** REQUEST **
Set down the material once more, exactly as it appears.

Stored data
^^^^^^^^

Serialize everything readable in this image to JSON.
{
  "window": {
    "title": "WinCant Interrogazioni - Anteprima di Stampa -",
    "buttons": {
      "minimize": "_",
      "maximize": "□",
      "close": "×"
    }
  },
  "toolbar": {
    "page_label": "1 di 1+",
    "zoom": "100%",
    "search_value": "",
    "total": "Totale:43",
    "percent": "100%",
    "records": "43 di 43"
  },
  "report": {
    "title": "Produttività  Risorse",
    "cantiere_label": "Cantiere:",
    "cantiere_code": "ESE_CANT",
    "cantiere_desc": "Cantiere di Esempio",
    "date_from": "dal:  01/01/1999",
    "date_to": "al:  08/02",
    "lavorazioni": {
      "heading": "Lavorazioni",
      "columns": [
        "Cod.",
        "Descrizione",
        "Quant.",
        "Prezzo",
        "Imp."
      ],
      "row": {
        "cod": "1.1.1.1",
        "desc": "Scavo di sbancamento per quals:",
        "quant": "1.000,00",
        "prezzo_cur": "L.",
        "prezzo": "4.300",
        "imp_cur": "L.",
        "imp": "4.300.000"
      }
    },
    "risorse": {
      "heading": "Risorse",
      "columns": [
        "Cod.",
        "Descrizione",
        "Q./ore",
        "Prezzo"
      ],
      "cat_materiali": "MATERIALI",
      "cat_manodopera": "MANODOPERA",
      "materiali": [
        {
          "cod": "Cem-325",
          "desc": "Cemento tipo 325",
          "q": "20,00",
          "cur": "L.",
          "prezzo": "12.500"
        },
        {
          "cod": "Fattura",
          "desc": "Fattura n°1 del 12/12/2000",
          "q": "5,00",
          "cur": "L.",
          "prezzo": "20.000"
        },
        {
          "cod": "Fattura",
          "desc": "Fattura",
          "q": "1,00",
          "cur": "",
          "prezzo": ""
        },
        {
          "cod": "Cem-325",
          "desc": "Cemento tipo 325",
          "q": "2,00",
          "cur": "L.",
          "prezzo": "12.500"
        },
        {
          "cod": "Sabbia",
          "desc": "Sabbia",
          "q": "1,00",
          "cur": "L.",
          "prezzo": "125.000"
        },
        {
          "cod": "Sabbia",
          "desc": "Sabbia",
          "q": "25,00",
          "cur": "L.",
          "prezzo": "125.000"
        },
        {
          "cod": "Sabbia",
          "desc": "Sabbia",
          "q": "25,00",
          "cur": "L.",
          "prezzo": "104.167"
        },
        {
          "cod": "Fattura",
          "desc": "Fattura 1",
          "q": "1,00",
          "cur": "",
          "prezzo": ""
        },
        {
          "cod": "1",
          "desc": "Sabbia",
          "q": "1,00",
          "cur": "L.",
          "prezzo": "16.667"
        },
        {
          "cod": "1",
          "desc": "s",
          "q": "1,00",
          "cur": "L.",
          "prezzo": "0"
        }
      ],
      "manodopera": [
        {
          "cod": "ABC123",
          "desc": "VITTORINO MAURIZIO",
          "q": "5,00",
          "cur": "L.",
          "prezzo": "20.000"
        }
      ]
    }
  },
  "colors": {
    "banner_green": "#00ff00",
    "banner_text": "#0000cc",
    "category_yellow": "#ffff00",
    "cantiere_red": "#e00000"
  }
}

^^^^^^^^

** RESULT FOR THIS TASK **
Serialize everything readable in this image to JSON.
{
  "window": {
    "title": "WinCant Interrogazioni - Anteprima di Stampa -",
    "buttons": {
      "minimize": "_",
      "maximize": "□",
      "close": "×"
    }
  },
  "toolbar": {
    "page_label": "1 di 1+",
    "zoom": "100%",
    "search_value": "",
    "total": "Totale:43",
    "percent": "100%",
    "records": "43 di 43"
  },
  "report": {
    "title": "Produttività  Risorse",
    "cantiere_label": "Cantiere:",
    "cantiere_code": "ESE_CANT",
    "cantiere_desc": "Cantiere di Esempio",
    "date_from": "dal:  01/01/1999",
    "date_to": "al:  08/02",
    "lavorazioni": {
      "heading": "Lavorazioni",
      "columns": [
        "Cod.",
        "Descrizione",
        "Quant.",
        "Prezzo",
        "Imp."
      ],
      "row": {
        "cod": "1.1.1.1",
        "desc": "Scavo di sbancamento per quals:",
        "quant": "1.000,00",
        "prezzo_cur": "L.",
        "prezzo": "4.300",
        "imp_cur": "L.",
        "imp": "4.300.000"
      }
    },
    "risorse": {
      "heading": "Risorse",
      "columns": [
        "Cod.",
        "Descrizione",
        "Q./ore",
        "Prezzo"
      ],
      "cat_materiali": "MATERIALI",
      "cat_manodopera": "MANODOPERA",
      "materiali": [
        {
          "cod": "Cem-325",
          "desc": "Cemento tipo 325",
          "q": "20,00",
          "cur": "L.",
          "prezzo": "12.500"
        },
        {
          "cod": "Fattura",
          "desc": "Fattura n°1 del 12/12/2000",
          "q": "5,00",
          "cur": "L.",
          "prezzo": "20.000"
        },
        {
          "cod": "Fattura",
          "desc": "Fattura",
          "q": "1,00",
          "cur": "",
          "prezzo": ""
        },
        {
          "cod": "Cem-325",
          "desc": "Cemento tipo 325",
          "q": "2,00",
          "cur": "L.",
          "prezzo": "12.500"
        },
        {
          "cod": "Sabbia",
          "desc": "Sabbia",
          "q": "1,00",
          "cur": "L.",
          "prezzo": "125.000"
        },
        {
          "cod": "Sabbia",
          "desc": "Sabbia",
          "q": "25,00",
          "cur": "L.",
          "prezzo": "125.000"
        },
        {
          "cod": "Sabbia",
          "desc": "Sabbia",
          "q": "25,00",
          "cur": "L.",
          "prezzo": "104.167"
        },
        {
          "cod": "Fattura",
          "desc": "Fattura 1",
          "q": "1,00",
          "cur": "",
          "prezzo": ""
        },
        {
          "cod": "1",
          "desc": "Sabbia",
          "q": "1,00",
          "cur": "L.",
          "prezzo": "16.667"
        },
        {
          "cod": "1",
          "desc": "s",
          "q": "1,00",
          "cur": "L.",
          "prezzo": "0"
        }
      ],
      "manodopera": [
        {
          "cod": "ABC123",
          "desc": "VITTORINO MAURIZIO",
          "q": "5,00",
          "cur": "L.",
          "prezzo": "20.000"
        }
      ]
    }
  },
  "colors": {
    "banner_green": "#00ff00",
    "banner_text": "#0000cc",
    "category_yellow": "#ffff00",
    "cantiere_red": "#e00000"
  }
}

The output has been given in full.